## Challenge
Give back all the data exactly, line by line.

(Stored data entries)
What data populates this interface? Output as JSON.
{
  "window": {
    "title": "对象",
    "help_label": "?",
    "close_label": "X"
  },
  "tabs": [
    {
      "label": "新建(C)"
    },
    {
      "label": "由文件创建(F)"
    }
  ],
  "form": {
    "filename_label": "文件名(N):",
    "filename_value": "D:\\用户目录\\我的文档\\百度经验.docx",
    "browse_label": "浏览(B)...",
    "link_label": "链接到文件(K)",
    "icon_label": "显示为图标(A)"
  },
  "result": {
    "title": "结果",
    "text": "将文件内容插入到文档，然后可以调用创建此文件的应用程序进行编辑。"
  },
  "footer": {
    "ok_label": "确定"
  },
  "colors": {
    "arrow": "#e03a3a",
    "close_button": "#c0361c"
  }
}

## The solution
What data populates this interface? Output as JSON.
{
  "window": {
    "title": "对象",
    "help_label": "?",
    "close_label": "X"
  },
  "tabs": [
    {
      "label": "新建(C)"
    },
    {
      "label": "由文件创建(F)"
    }
  ],
  "form": {
    "filename_label": "文件名(N):",
    "filename_value": "D:\\用户目录\\我的文档\\百度经验.docx",
    "browse_label": "浏览(B)...",
    "link_label": "链接到文件(K)",
    "icon_label": "显示为图标(A)"
  },
  "result": {
    "title": "结果",
    "text": "将文件内容插入到文档，然后可以调用创建此文件的应用程序进行编辑。"
  },
  "footer": {
    "ok_label": "确定"
  },
  "colors": {
    "arrow": "#e03a3a",
    "close_button": "#c0361c"
  }
}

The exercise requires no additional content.